Selected passage:

The fiat wallets, on the other hand, hold the virtual representation of money deposited in it. It is typically a mobile or a web application that accepts deposits made through any standard financial system such as inter-person bank transfer, a SWIFT transfer, or any other.
The primary objective of it is to make a representation of the amount of money deposited in an exchange. This money deposited is entirely compatible with the rest of the crypto available on the exchange. This eventually helps in making instant transactions, investing, trading, or exchanging money for crypto much easily.
The crypto wallets come in different forms. You can have a hardware wallet that looks more like a USB flash drive like Ledger or those that are typically a mobile app or software, called the online wallet, like the Coinbase Wallet.
You can also have paper wallets to store your private keys. The primary objective of the crypto wallets is to make crypto use as easy as online shopping using a credit card.
The fiat wallets, on the other hand, are the services that are typically provided by the exchanges to the users so that the gap between cryptocurrencies and the monetary system can be bridged. These are considered as on/off-board ramps.

Problems to work on:
a) Answer these from the passage on wallets:
(i) What does a hardware wallet look like?
(ii) What are fiat wallets considered as?
(iii) Which two named transfer types are given as ways to deposit into a fiat wallet?
b) In the passage on wallets, repeat the part that opens with the words containing "The primary objective of it" and closes with "a credit card.".

Recorded information:
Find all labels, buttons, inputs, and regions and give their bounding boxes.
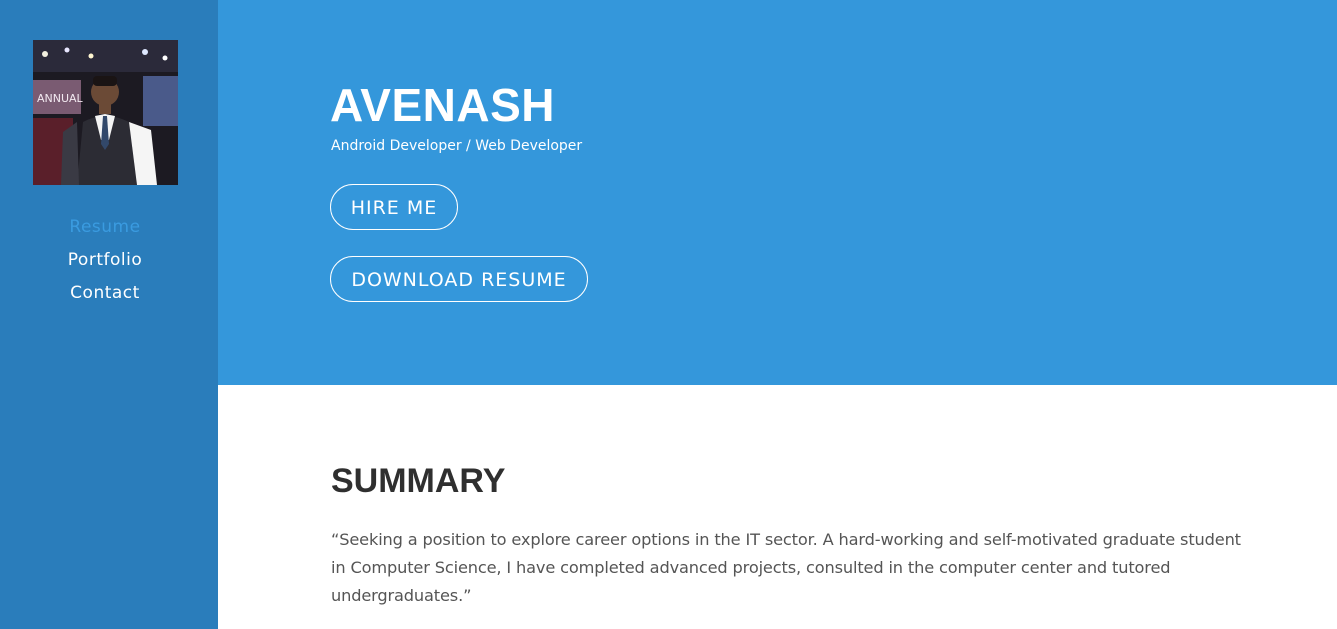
hero-section: AVENASH Android Developer / Web Develope… <box>218 0 1337 385</box>
sidebar-item-resume[interactable]: Resume <box>0 214 210 247</box>
hire-me-button[interactable]: HIRE ME <box>330 184 458 230</box>
profile-photo-icon: ANNUAL <box>33 40 178 185</box>
avatar: ANNUAL <box>33 40 178 185</box>
sidebar: ANNUAL Resume Portfolio Contact <box>0 0 218 629</box>
summary-heading: SUMMARY <box>331 462 506 500</box>
sidebar-nav: Resume Portfolio Contact <box>0 214 210 313</box>
profile-subtitle: Android Developer / Web Developer <box>331 138 583 154</box>
download-resume-button[interactable]: DOWNLOAD RESUME <box>330 256 588 302</box>
sidebar-item-contact[interactable]: Contact <box>0 280 210 313</box>
sidebar-item-portfolio[interactable]: Portfolio <box>0 247 210 280</box>
svg-text:ANNUAL: ANNUAL <box>37 92 84 105</box>
summary-text: “Seeking a position to explore career op… <box>331 530 1241 605</box>
page: ANNUAL Resume Portfolio Contact AVENASH … <box>0 0 1337 629</box>
profile-name: AVENASH <box>330 79 556 131</box>
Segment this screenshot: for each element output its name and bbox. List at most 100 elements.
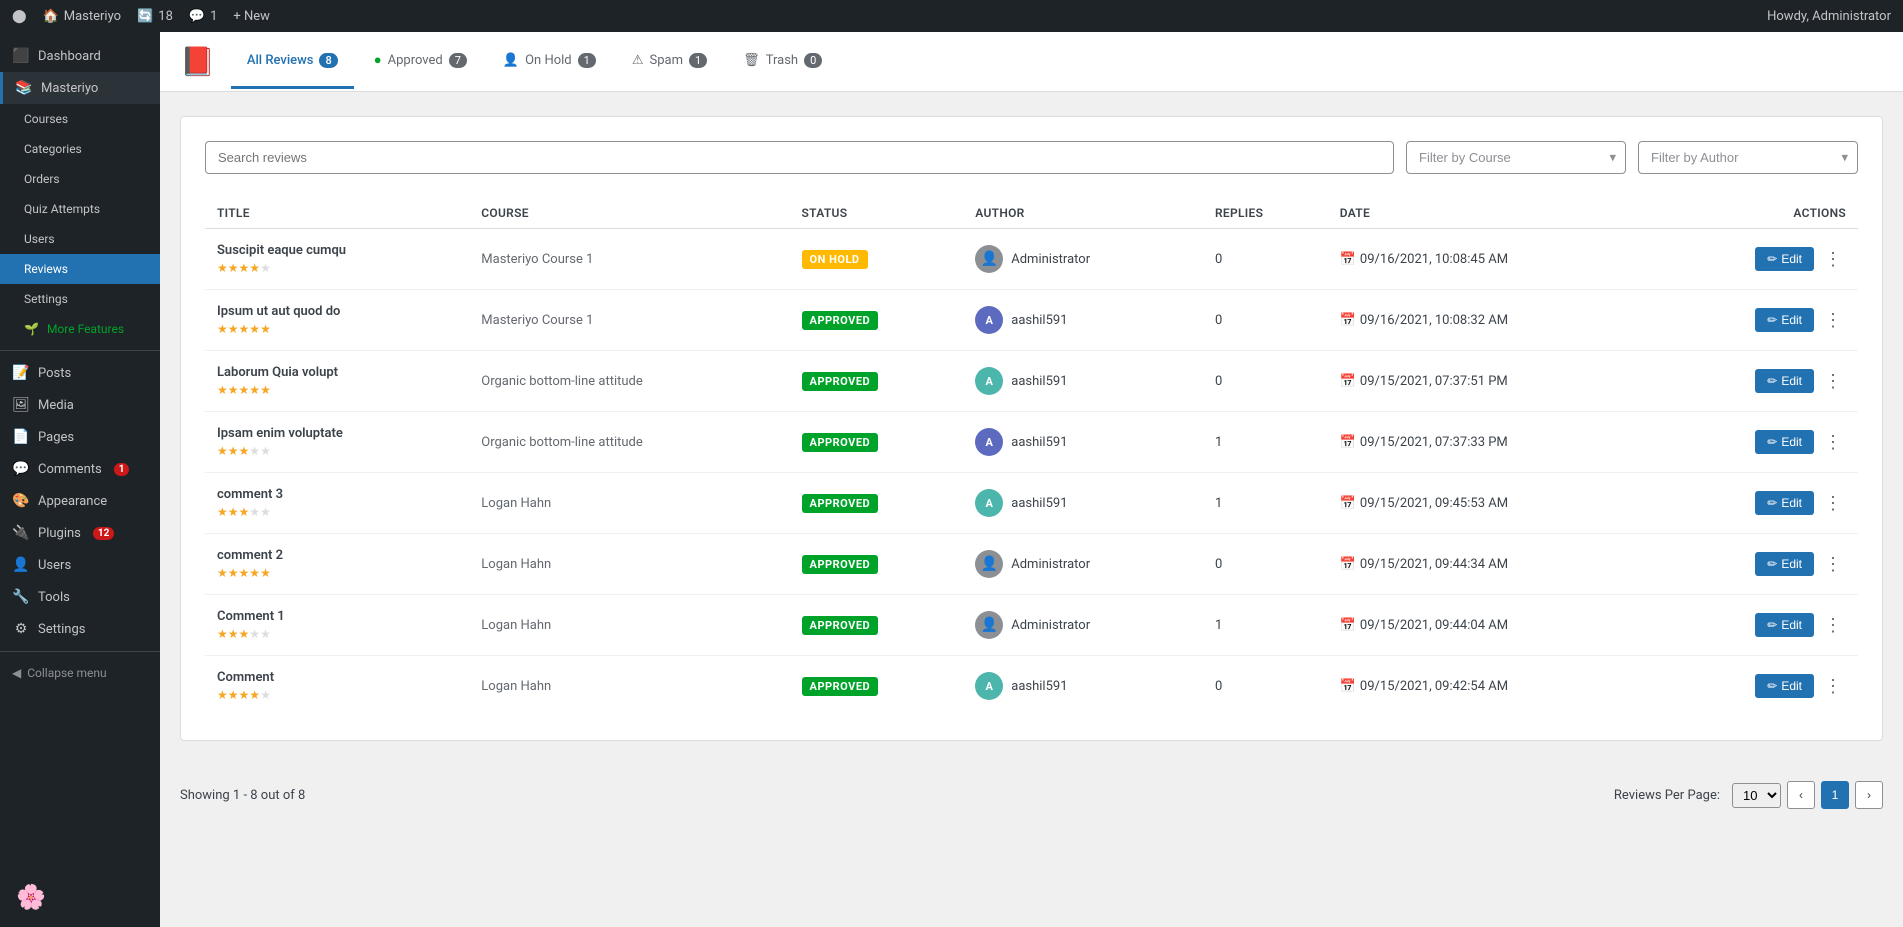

Solutions per task:
a)
(i) It looks more like a USB flash drive.
(ii) On/off-board ramps.
(iii) Inter-person bank transfer and SWIFT transfer.

b)
The primary objective of it is to make a representation of the amount of money deposited in an exchange. This money deposited is entirely compatible with the rest of the crypto available on the exchange. This eventually helps in making instant transactions, investing, trading, or exchanging money for crypto much easily.
The crypto wallets come in different forms. You can have a hardware wallet that looks more like a USB flash drive like Ledger or those that are typically a mobile app or software, called the online wallet, like the Coinbase Wallet.
You can also have paper wallets to store your private keys. The primary objective of the crypto wallets is to make crypto use as easy as online shopping using a credit card.